» What to work on
Extract the complete listing and output it unchanged.

» Available records
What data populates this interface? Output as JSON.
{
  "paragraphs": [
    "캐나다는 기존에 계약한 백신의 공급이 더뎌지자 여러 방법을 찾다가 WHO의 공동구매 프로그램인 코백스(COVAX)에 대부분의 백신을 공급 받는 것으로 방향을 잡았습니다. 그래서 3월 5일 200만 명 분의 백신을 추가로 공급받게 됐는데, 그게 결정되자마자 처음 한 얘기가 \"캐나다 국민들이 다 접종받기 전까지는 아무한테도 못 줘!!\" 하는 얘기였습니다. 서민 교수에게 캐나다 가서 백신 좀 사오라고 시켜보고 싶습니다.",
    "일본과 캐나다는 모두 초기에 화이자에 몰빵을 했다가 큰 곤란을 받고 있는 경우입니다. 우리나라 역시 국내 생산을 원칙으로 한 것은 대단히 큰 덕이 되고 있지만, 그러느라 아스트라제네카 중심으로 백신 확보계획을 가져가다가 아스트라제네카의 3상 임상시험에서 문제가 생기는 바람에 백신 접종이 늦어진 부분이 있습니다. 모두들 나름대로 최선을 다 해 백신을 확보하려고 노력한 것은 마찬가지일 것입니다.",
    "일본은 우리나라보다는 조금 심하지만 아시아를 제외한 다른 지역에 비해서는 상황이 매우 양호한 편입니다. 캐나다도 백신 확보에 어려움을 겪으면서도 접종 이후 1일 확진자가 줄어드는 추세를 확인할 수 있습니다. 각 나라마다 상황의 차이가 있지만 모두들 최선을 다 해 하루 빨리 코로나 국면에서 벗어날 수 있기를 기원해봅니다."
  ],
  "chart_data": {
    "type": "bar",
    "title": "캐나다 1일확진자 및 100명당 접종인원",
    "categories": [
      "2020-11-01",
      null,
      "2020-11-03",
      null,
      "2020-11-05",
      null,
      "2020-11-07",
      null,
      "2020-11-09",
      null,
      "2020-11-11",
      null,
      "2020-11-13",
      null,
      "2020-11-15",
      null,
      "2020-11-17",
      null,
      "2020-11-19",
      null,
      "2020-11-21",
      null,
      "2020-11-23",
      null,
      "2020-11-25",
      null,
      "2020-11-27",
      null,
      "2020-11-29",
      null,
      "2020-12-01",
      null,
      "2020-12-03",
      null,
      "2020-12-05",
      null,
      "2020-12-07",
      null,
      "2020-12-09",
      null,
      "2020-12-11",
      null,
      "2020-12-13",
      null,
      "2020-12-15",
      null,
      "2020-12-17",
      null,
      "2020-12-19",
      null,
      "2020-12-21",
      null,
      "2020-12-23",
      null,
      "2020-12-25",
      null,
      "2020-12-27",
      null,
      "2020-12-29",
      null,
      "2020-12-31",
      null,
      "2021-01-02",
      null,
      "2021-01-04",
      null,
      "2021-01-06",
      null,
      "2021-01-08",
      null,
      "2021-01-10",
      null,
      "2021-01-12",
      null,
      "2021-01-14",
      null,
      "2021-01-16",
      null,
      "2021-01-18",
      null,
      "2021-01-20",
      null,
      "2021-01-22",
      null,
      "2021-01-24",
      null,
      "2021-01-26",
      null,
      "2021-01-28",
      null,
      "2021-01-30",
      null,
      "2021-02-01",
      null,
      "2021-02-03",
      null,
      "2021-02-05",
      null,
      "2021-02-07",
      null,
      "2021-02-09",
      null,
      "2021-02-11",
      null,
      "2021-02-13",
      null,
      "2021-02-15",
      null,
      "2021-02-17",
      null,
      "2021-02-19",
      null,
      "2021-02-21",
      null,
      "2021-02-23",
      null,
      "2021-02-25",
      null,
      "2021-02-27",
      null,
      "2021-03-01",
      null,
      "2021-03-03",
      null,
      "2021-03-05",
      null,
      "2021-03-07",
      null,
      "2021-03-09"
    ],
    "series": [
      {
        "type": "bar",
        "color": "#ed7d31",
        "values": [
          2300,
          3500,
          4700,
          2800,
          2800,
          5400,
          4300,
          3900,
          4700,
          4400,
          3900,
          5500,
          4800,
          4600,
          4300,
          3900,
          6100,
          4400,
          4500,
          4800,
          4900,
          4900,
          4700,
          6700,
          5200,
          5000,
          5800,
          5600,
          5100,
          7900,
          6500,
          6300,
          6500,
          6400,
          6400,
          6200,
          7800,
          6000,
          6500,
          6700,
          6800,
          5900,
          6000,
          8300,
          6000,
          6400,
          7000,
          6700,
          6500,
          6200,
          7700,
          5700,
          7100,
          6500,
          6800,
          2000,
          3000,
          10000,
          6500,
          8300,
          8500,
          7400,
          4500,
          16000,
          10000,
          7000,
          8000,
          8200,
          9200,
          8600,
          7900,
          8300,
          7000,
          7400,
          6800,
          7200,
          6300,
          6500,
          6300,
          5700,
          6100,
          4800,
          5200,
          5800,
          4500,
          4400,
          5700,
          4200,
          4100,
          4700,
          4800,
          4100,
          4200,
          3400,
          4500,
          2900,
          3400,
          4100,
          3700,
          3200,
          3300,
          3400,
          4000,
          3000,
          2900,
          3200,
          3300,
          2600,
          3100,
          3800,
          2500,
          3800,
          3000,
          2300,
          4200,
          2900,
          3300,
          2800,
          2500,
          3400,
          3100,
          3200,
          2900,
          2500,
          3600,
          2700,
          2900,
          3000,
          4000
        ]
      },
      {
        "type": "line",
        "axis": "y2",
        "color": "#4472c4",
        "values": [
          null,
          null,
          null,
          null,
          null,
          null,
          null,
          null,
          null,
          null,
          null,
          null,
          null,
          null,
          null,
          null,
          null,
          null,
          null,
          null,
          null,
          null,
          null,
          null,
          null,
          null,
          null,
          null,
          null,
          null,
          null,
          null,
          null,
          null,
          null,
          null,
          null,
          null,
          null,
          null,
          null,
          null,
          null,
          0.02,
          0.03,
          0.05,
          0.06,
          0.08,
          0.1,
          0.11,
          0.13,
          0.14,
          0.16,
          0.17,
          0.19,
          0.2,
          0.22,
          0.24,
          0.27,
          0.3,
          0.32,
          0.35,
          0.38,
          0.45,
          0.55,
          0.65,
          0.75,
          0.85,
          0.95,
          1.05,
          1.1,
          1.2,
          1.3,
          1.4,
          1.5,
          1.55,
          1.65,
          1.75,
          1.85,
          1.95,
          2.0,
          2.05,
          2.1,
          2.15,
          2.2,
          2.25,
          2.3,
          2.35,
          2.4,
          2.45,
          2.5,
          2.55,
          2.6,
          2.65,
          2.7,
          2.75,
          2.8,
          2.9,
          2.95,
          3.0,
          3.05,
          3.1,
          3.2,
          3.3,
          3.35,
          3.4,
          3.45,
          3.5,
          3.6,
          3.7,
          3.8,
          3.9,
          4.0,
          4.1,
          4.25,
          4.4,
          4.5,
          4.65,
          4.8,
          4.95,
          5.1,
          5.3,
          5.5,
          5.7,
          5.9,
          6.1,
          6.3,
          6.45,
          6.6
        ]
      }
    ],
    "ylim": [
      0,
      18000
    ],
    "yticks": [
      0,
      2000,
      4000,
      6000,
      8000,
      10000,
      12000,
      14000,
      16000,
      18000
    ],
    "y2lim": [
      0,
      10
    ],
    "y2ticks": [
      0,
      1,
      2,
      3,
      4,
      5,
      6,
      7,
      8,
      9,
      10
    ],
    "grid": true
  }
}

» Exercise solution
What data populates this interface? Output as JSON.
{
  "paragraphs": [
    "캐나다는 기존에 계약한 백신의 공급이 더뎌지자 여러 방법을 찾다가 WHO의 공동구매 프로그램인 코백스(COVAX)에 대부분의 백신을 공급 받는 것으로 방향을 잡았습니다. 그래서 3월 5일 200만 명 분의 백신을 추가로 공급받게 됐는데, 그게 결정되자마자 처음 한 얘기가 \"캐나다 국민들이 다 접종받기 전까지는 아무한테도 못 줘!!\" 하는 얘기였습니다. 서민 교수에게 캐나다 가서 백신 좀 사오라고 시켜보고 싶습니다.",
    "일본과 캐나다는 모두 초기에 화이자에 몰빵을 했다가 큰 곤란을 받고 있는 경우입니다. 우리나라 역시 국내 생산을 원칙으로 한 것은 대단히 큰 덕이 되고 있지만, 그러느라 아스트라제네카 중심으로 백신 확보계획을 가져가다가 아스트라제네카의 3상 임상시험에서 문제가 생기는 바람에 백신 접종이 늦어진 부분이 있습니다. 모두들 나름대로 최선을 다 해 백신을 확보하려고 노력한 것은 마찬가지일 것입니다.",
    "일본은 우리나라보다는 조금 심하지만 아시아를 제외한 다른 지역에 비해서는 상황이 매우 양호한 편입니다. 캐나다도 백신 확보에 어려움을 겪으면서도 접종 이후 1일 확진자가 줄어드는 추세를 확인할 수 있습니다. 각 나라마다 상황의 차이가 있지만 모두들 최선을 다 해 하루 빨리 코로나 국면에서 벗어날 수 있기를 기원해봅니다."
  ],
  "chart_data": {
    "type": "bar",
    "title": "캐나다 1일확진자 및 100명당 접종인원",
    "categories": [
      "2020-11-01",
      null,
      "2020-11-03",
      null,
      "2020-11-05",
      null,
      "2020-11-07",
      null,
      "2020-11-09",
      null,
      "2020-11-11",
      null,
      "2020-11-13",
      null,
      "2020-11-15",
      null,
      "2020-11-17",
      null,
      "2020-11-19",
      null,
      "2020-11-21",
      null,
      "2020-11-23",
      null,
      "2020-11-25",
      null,
      "2020-11-27",
      null,
      "2020-11-29",
      null,
      "2020-12-01",
      null,
      "2020-12-03",
      null,
      "2020-12-05",
      null,
      "2020-12-07",
      null,
      "2020-12-09",
      null,
      "2020-12-11",
      null,
      "2020-12-13",
      null,
      "2020-12-15",
      null,
      "2020-12-17",
      null,
      "2020-12-19",
      null,
      "2020-12-21",
      null,
      "2020-12-23",
      null,
      "2020-12-25",
      null,
      "2020-12-27",
      null,
      "2020-12-29",
      null,
      "2020-12-31",
      null,
      "2021-01-02",
      null,
      "2021-01-04",
      null,
      "2021-01-06",
      null,
      "2021-01-08",
      null,
      "2021-01-10",
      null,
      "2021-01-12",
      null,
      "2021-01-14",
      null,
      "2021-01-16",
      null,
      "2021-01-18",
      null,
      "2021-01-20",
      null,
      "2021-01-22",
      null,
      "2021-01-24",
      null,
      "2021-01-26",
      null,
      "2021-01-28",
      null,
      "2021-01-30",
      null,
      "2021-02-01",
      null,
      "2021-02-03",
      null,
      "2021-02-05",
      null,
      "2021-02-07",
      null,
      "2021-02-09",
      null,
      "2021-02-11",
      null,
      "2021-02-13",
      null,
      "2021-02-15",
      null,
      "2021-02-17",
      null,
      "2021-02-19",
      null,
      "2021-02-21",
      null,
      "2021-02-23",
      null,
      "2021-02-25",
      null,
      "2021-02-27",
      null,
      "2021-03-01",
      null,
      "2021-03-03",
      null,
      "2021-03-05",
      null,
      "2021-03-07",
      null,
      "2021-03-09"
    ],
    "series": [
      {
        "type": "bar",
        "color": "#ed7d31",
        "values": [
          2300,
          3500,
          4700,
          2800,
          2800,
          5400,
          4300,
          3900,
          4700,
          4400,
          3900,
          5500,
          4800,
          4600,
          4300,
          3900,
          6100,
          4400,
          4500,
          4800,
          4900,
          4900,
          4700,
          6700,
          5200,
          5000,
          5800,
          5600,
          5100,
          7900,
          6500,
          6300,
          6500,
          6400,
          6400,
          6200,
          7800,
          6000,
          6500,
          6700,
          6800,
          5900,
          6000,
          8300,
          6000,
          6400,
          7000,
          6700,
          6500,
          6200,
          7700,
          5700,
          7100,
          6500,
          6800,
          2000,
          3000,
          10000,
          6500,
          8300,
          8500,
          7400,
          4500,
          16000,
          10000,
          7000,
          8000,
          8200,
          9200,
          8600,
          7900,
          8300,
          7000,
          7400,
          6800,
          7200,
          6300,
          6500,
          6300,
          5700,
          6100,
          4800,
          5200,
          5800,
          4500,
          4400,
          5700,
          4200,
          4100,
          4700,
          4800,
          4100,
          4200,
          3400,
          4500,
          2900,
          3400,
          4100,
          3700,
          3200,
          3300,
          3400,
          4000,
          3000,
          2900,
          3200,
          3300,
          2600,
          3100,
          3800,
          2500,
          3800,
          3000,
          2300,
          4200,
          2900,
          3300,
          2800,
          2500,
          3400,
          3100,
          3200,
          2900,
          2500,
          3600,
          2700,
          2900,
          3000,
          4000
        ]
      },
      {
        "type": "line",
        "axis": "y2",
        "color": "#4472c4",
        "values": [
          null,
          null,
          null,
          null,
          null,
          null,
          null,
          null,
          null,
          null,
          null,
          null,
          null,
          null,
          null,
          null,
          null,
          null,
          null,
          null,
          null,
          null,
          null,
          null,
          null,
          null,
          null,
          null,
          null,
          null,
          null,
          null,
          null,
          null,
          null,
          null,
          null,
          null,
          null,
          null,
          null,
          null,
          null,
          0.02,
          0.03,
          0.05,
          0.06,
          0.08,
          0.1,
          0.11,
          0.13,
          0.14,
          0.16,
          0.17,
          0.19,
          0.2,
          0.22,
          0.24,
          0.27,
          0.3,
          0.32,
          0.35,
          0.38,
          0.45,
          0.55,
          0.65,
          0.75,
          0.85,
          0.95,
          1.05,
          1.1,
          1.2,
          1.3,
          1.4,
          1.5,
          1.55,
          1.65,
          1.75,
          1.85,
          1.95,
          2.0,
          2.05,
          2.1,
          2.15,
          2.2,
          2.25,
          2.3,
          2.35,
          2.4,
          2.45,
          2.5,
          2.55,
          2.6,
          2.65,
          2.7,
          2.75,
          2.8,
          2.9,
          2.95,
          3.0,
          3.05,
          3.1,
          3.2,
          3.3,
          3.35,
          3.4,
          3.45,
          3.5,
          3.6,
          3.7,
          3.8,
          3.9,
          4.0,
          4.1,
          4.25,
          4.4,
          4.5,
          4.65,
          4.8,
          4.95,
          5.1,
          5.3,
          5.5,
          5.7,
          5.9,
          6.1,
          6.3,
          6.45,
          6.6
        ]
      }
    ],
    "ylim": [
      0,
      18000
    ],
    "yticks": [
      0,
      2000,
      4000,
      6000,
      8000,
      10000,
      12000,
      14000,
      16000,
      18000
    ],
    "y2lim": [
      0,
      10
    ],
    "y2ticks": [
      0,
      1,
      2,
      3,
      4,
      5,
      6,
      7,
      8,
      9,
      10
    ],
    "grid": true
  }
}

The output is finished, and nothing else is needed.